» What is required: Will you print the material below without altering a single character?

» Supplied material:
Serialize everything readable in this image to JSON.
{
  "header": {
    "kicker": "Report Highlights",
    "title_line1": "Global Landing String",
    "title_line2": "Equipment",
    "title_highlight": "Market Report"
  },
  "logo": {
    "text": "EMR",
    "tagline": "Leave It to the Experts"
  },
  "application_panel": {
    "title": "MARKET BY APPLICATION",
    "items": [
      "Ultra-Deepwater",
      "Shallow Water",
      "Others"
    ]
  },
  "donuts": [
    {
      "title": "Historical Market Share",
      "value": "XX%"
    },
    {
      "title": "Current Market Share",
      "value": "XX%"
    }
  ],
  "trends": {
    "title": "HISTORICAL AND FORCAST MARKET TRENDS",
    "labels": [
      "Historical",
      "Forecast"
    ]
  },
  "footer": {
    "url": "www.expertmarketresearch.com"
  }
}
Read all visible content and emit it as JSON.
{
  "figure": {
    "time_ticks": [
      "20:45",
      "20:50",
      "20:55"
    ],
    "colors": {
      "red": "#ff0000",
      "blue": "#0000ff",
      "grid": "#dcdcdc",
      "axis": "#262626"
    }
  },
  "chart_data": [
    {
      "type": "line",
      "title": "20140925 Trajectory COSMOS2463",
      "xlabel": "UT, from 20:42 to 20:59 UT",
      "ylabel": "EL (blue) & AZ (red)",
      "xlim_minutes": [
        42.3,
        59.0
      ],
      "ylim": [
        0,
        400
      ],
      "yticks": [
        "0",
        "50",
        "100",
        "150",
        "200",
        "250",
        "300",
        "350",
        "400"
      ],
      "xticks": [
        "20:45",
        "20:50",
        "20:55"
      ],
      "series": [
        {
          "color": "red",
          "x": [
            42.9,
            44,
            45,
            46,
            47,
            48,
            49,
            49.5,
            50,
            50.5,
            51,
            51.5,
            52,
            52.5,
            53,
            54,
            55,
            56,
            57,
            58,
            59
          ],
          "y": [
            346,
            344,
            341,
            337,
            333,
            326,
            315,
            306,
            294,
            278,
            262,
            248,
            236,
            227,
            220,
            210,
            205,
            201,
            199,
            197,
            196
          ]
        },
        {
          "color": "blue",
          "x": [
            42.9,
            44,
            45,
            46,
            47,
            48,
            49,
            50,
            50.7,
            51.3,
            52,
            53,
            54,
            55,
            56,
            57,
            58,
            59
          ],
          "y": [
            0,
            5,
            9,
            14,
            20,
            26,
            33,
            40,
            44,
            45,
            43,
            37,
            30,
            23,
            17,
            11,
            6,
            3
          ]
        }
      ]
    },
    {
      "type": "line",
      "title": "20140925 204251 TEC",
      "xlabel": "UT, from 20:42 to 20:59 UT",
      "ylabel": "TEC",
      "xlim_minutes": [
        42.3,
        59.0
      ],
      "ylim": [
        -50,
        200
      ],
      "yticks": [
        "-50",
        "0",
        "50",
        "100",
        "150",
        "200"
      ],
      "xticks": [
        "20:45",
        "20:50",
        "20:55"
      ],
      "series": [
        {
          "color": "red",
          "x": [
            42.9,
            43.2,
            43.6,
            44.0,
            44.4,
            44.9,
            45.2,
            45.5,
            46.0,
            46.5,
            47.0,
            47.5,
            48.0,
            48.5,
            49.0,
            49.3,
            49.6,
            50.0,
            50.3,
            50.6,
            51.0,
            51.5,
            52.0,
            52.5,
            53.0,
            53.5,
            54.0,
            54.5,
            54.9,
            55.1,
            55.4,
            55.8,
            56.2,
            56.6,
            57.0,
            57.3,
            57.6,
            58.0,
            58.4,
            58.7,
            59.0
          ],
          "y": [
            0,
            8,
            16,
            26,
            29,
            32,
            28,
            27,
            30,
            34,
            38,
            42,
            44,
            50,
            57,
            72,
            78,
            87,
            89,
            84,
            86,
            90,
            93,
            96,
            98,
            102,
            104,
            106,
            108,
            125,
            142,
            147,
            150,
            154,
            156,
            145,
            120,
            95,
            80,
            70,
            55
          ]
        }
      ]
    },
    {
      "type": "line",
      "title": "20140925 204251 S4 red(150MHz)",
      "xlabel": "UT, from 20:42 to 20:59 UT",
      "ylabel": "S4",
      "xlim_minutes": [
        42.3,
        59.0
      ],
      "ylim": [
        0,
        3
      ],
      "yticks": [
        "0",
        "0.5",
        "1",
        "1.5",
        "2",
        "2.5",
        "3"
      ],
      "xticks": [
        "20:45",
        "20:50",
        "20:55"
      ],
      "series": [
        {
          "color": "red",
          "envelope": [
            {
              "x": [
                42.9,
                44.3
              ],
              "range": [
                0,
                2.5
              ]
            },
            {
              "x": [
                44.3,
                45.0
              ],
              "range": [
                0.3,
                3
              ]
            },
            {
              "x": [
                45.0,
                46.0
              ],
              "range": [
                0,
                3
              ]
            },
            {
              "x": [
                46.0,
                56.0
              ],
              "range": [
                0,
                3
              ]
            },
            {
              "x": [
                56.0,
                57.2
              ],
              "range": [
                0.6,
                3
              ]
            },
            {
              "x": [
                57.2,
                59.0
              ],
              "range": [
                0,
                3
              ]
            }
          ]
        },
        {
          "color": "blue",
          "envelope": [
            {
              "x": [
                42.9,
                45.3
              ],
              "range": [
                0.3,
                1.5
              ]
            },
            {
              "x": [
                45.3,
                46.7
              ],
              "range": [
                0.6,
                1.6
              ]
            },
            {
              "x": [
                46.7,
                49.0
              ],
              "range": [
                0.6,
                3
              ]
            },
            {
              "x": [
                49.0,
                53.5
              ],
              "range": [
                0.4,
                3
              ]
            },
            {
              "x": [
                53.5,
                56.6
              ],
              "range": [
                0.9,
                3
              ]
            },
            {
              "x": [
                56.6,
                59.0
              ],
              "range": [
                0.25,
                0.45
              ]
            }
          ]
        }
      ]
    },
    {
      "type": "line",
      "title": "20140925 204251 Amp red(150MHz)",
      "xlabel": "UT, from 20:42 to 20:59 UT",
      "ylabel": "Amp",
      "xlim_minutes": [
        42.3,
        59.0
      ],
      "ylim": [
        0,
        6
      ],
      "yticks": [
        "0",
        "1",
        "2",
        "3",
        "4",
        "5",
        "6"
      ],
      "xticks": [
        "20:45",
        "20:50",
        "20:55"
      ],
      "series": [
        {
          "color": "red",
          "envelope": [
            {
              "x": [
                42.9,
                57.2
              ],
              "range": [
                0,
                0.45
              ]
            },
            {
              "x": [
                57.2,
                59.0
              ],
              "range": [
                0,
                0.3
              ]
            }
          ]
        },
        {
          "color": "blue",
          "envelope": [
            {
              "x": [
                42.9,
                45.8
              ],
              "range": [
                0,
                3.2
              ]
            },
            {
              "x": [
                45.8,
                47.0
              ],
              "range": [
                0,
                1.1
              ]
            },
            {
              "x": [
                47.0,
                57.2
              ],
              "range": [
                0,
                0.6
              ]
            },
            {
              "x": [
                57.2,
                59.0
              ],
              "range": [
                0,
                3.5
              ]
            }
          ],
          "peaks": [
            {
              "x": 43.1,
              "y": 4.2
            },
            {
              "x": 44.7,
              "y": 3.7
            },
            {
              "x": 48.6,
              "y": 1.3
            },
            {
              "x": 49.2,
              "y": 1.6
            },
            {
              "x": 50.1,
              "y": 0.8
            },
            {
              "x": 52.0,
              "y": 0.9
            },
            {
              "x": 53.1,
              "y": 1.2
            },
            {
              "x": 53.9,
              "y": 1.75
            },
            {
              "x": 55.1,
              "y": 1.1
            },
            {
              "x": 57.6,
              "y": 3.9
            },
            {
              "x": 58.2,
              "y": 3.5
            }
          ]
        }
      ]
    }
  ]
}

» Task answer:
Serialize everything readable in this image to JSON.
{
  "header": {
    "kicker": "Report Highlights",
    "title_line1": "Global Landing String",
    "title_line2": "Equipment",
    "title_highlight": "Market Report"
  },
  "logo": {
    "text": "EMR",
    "tagline": "Leave It to the Experts"
  },
  "application_panel": {
    "title": "MARKET BY APPLICATION",
    "items": [
      "Ultra-Deepwater",
      "Shallow Water",
      "Others"
    ]
  },
  "donuts": [
    {
      "title": "Historical Market Share",
      "value": "XX%"
    },
    {
      "title": "Current Market Share",
      "value": "XX%"
    }
  ],
  "trends": {
    "title": "HISTORICAL AND FORCAST MARKET TRENDS",
    "labels": [
      "Historical",
      "Forecast"
    ]
  },
  "footer": {
    "url": "www.expertmarketresearch.com"
  }
}
Read all visible content and emit it as JSON.
{
  "figure": {
    "time_ticks": [
      "20:45",
      "20:50",
      "20:55"
    ],
    "colors": {
      "red": "#ff0000",
      "blue": "#0000ff",
      "grid": "#dcdcdc",
      "axis": "#262626"
    }
  },
  "chart_data": [
    {
      "type": "line",
      "title": "20140925 Trajectory COSMOS2463",
      "xlabel": "UT, from 20:42 to 20:59 UT",
      "ylabel": "EL (blue) & AZ (red)",
      "xlim_minutes": [
        42.3,
        59.0
      ],
      "ylim": [
        0,
        400
      ],
      "yticks": [
        "0",
        "50",
        "100",
        "150",
        "200",
        "250",
        "300",
        "350",
        "400"
      ],
      "xticks": [
        "20:45",
        "20:50",
        "20:55"
      ],
      "series": [
        {
          "color": "red",
          "x": [
            42.9,
            44,
            45,
            46,
            47,
            48,
            49,
            49.5,
            50,
            50.5,
            51,
            51.5,
            52,
            52.5,
            53,
            54,
            55,
            56,
            57,
            58,
            59
          ],
          "y": [
            346,
            344,
            341,
            337,
            333,
            326,
            315,
            306,
            294,
            278,
            262,
            248,
            236,
            227,
            220,
            210,
            205,
            201,
            199,
            197,
            196
          ]
        },
        {
          "color": "blue",
          "x": [
            42.9,
            44,
            45,
            46,
            47,
            48,
            49,
            50,
            50.7,
            51.3,
            52,
            53,
            54,
            55,
            56,
            57,
            58,
            59
          ],
          "y": [
            0,
            5,
            9,
            14,
            20,
            26,
            33,
            40,
            44,
            45,
            43,
            37,
            30,
            23,
            17,
            11,
            6,
            3
          ]
        }
      ]
    },
    {
      "type": "line",
      "title": "20140925 204251 TEC",
      "xlabel": "UT, from 20:42 to 20:59 UT",
      "ylabel": "TEC",
      "xlim_minutes": [
        42.3,
        59.0
      ],
      "ylim": [
        -50,
        200
      ],
      "yticks": [
        "-50",
        "0",
        "50",
        "100",
        "150",
        "200"
      ],
      "xticks": [
        "20:45",
        "20:50",
        "20:55"
      ],
      "series": [
        {
          "color": "red",
          "x": [
            42.9,
            43.2,
            43.6,
            44.0,
            44.4,
            44.9,
            45.2,
            45.5,
            46.0,
            46.5,
            47.0,
            47.5,
            48.0,
            48.5,
            49.0,
            49.3,
            49.6,
            50.0,
            50.3,
            50.6,
            51.0,
            51.5,
            52.0,
            52.5,
            53.0,
            53.5,
            54.0,
            54.5,
            54.9,
            55.1,
            55.4,
            55.8,
            56.2,
            56.6,
            57.0,
            57.3,
            57.6,
            58.0,
            58.4,
            58.7,
            59.0
          ],
          "y": [
            0,
            8,
            16,
            26,
            29,
            32,
            28,
            27,
            30,
            34,
            38,
            42,
            44,
            50,
            57,
            72,
            78,
            87,
            89,
            84,
            86,
            90,
            93,
            96,
            98,
            102,
            104,
            106,
            108,
            125,
            142,
            147,
            150,
            154,
            156,
            145,
            120,
            95,
            80,
            70,
            55
          ]
        }
      ]
    },
    {
      "type": "line",
      "title": "20140925 204251 S4 red(150MHz)",
      "xlabel": "UT, from 20:42 to 20:59 UT",
      "ylabel": "S4",
      "xlim_minutes": [
        42.3,
        59.0
      ],
      "ylim": [
        0,
        3
      ],
      "yticks": [
        "0",
        "0.5",
        "1",
        "1.5",
        "2",
        "2.5",
        "3"
      ],
      "xticks": [
        "20:45",
        "20:50",
        "20:55"
      ],
      "series": [
        {
          "color": "red",
          "envelope": [
            {
              "x": [
                42.9,
                44.3
              ],
              "range": [
                0,
                2.5
              ]
            },
            {
              "x": [
                44.3,
                45.0
              ],
              "range": [
                0.3,
                3
              ]
            },
            {
              "x": [
                45.0,
                46.0
              ],
              "range": [
                0,
                3
              ]
            },
            {
              "x": [
                46.0,
                56.0
              ],
              "range": [
                0,
                3
              ]
            },
            {
              "x": [
                56.0,
                57.2
              ],
              "range": [
                0.6,
                3
              ]
            },
            {
              "x": [
                57.2,
                59.0
              ],
              "range": [
                0,
                3
              ]
            }
          ]
        },
        {
          "color": "blue",
          "envelope": [
            {
              "x": [
                42.9,
                45.3
              ],
              "range": [
                0.3,
                1.5
              ]
            },
            {
              "x": [
                45.3,
                46.7
              ],
              "range": [
                0.6,
                1.6
              ]
            },
            {
              "x": [
                46.7,
                49.0
              ],
              "range": [
                0.6,
                3
              ]
            },
            {
              "x": [
                49.0,
                53.5
              ],
              "range": [
                0.4,
                3
              ]
            },
            {
              "x": [
                53.5,
                56.6
              ],
              "range": [
                0.9,
                3
              ]
            },
            {
              "x": [
                56.6,
                59.0
              ],
              "range": [
                0.25,
                0.45
              ]
            }
          ]
        }
      ]
    },
    {
      "type": "line",
      "title": "20140925 204251 Amp red(150MHz)",
      "xlabel": "UT, from 20:42 to 20:59 UT",
      "ylabel": "Amp",
      "xlim_minutes": [
        42.3,
        59.0
      ],
      "ylim": [
        0,
        6
      ],
      "yticks": [
        "0",
        "1",
        "2",
        "3",
        "4",
        "5",
        "6"
      ],
      "xticks": [
        "20:45",
        "20:50",
        "20:55"
      ],
      "series": [
        {
          "color": "red",
          "envelope": [
            {
              "x": [
                42.9,
                57.2
              ],
              "range": [
                0,
                0.45
              ]
            },
            {
              "x": [
                57.2,
                59.0
              ],
              "range": [
                0,
                0.3
              ]
            }
          ]
        },
        {
          "color": "blue",
          "envelope": [
            {
              "x": [
                42.9,
                45.8
              ],
              "range": [
                0,
                3.2
              ]
            },
            {
              "x": [
                45.8,
                47.0
              ],
              "range": [
                0,
                1.1
              ]
            },
            {
              "x": [
                47.0,
                57.2
              ],
              "range": [
                0,
                0.6
              ]
            },
            {
              "x": [
                57.2,
                59.0
              ],
              "range": [
                0,
                3.5
              ]
            }
          ],
          "peaks": [
            {
              "x": 43.1,
              "y": 4.2
            },
            {
              "x": 44.7,
              "y": 3.7
            },
            {
              "x": 48.6,
              "y": 1.3
            },
            {
              "x": 49.2,
              "y": 1.6
            },
            {
              "x": 50.1,
              "y": 0.8
            },
            {
              "x": 52.0,
              "y": 0.9
            },
            {
              "x": 53.1,
              "y": 1.2
            },
            {
              "x": 53.9,
              "y": 1.75
            },
            {
              "x": 55.1,
              "y": 1.1
            },
            {
              "x": 57.6,
              "y": 3.9
            },
            {
              "x": 58.2,
              "y": 3.5
            }
          ]
        }
      ]
    }
  ]
}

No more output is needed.